**Direction**. Reproduce the lines below with every occurrence of "bar" changed to "rectangle" and all other text left unchanged. Omit the pictures from your answer.
* * * * *
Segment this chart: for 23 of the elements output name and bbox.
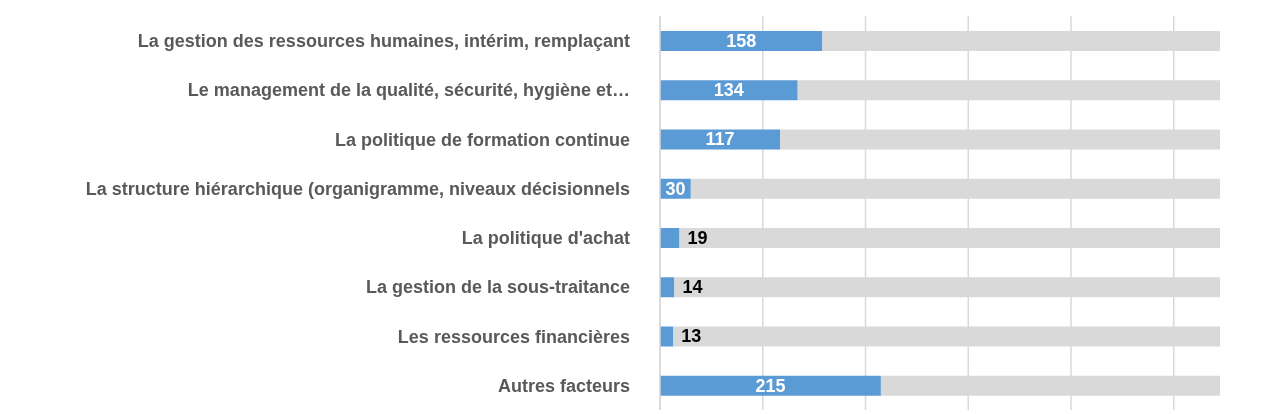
bar [660, 129, 781, 150]
data-label: 19 [687, 227, 708, 248]
bar [660, 31, 823, 51]
y-tick-label: La gestion de la sous-traitance [365, 277, 630, 298]
data-label: 134 [713, 80, 744, 100]
y-tick-label: La gestion des ressources humaines, intérim, remplaçant [137, 31, 630, 52]
y-tick-label: La politique d'achat [461, 228, 630, 249]
y-tick-label: Le management de la qualité, sécurité, hygiène et… [187, 80, 630, 101]
data-label: 117 [705, 129, 735, 150]
y-tick-label: Autres facteurs [497, 375, 630, 396]
data-label: 215 [755, 375, 786, 396]
bar [660, 326, 674, 347]
y-tick-label: Les ressources financières [397, 326, 630, 347]
bar [660, 375, 881, 396]
y-tick-label: La politique de formation continue [335, 129, 630, 150]
y-tick-label: La structure hiérarchique (organigramme, niveaux décisionnels [85, 178, 630, 199]
data-label: 158 [726, 30, 757, 51]
data-label: 30 [665, 178, 686, 199]
data-label: 14 [682, 277, 703, 297]
data-label: 13 [681, 326, 702, 347]
bar [660, 228, 680, 248]
bar [660, 277, 675, 298]
bar [660, 80, 798, 101]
* * * * *
**The completed task**.
Segment this chart: for 23 of the elements output name and bbox.
rectangle [660, 129, 781, 150]
data-label: 19 [687, 227, 708, 248]
rectangle [660, 31, 823, 51]
y-tick-label: La gestion de la sous-traitance [365, 277, 630, 298]
data-label: 134 [713, 80, 744, 100]
y-tick-label: La gestion des ressources humaines, intérim, remplaçant [137, 31, 630, 52]
y-tick-label: La politique d'achat [461, 228, 630, 249]
y-tick-label: Le management de la qualité, sécurité, hygiène et… [187, 80, 630, 101]
data-label: 117 [705, 129, 735, 150]
y-tick-label: Autres facteurs [497, 375, 630, 396]
data-label: 215 [755, 375, 786, 396]
rectangle [660, 326, 674, 347]
y-tick-label: Les ressources financières [397, 326, 630, 347]
rectangle [660, 375, 881, 396]
y-tick-label: La politique de formation continue [335, 129, 630, 150]
y-tick-label: La structure hiérarchique (organigramme, niveaux décisionnels [85, 178, 630, 199]
data-label: 158 [726, 30, 757, 51]
data-label: 30 [665, 178, 686, 199]
data-label: 14 [682, 277, 703, 297]
data-label: 13 [681, 326, 702, 347]
rectangle [660, 228, 680, 248]
rectangle [660, 277, 675, 298]
rectangle [660, 80, 798, 101]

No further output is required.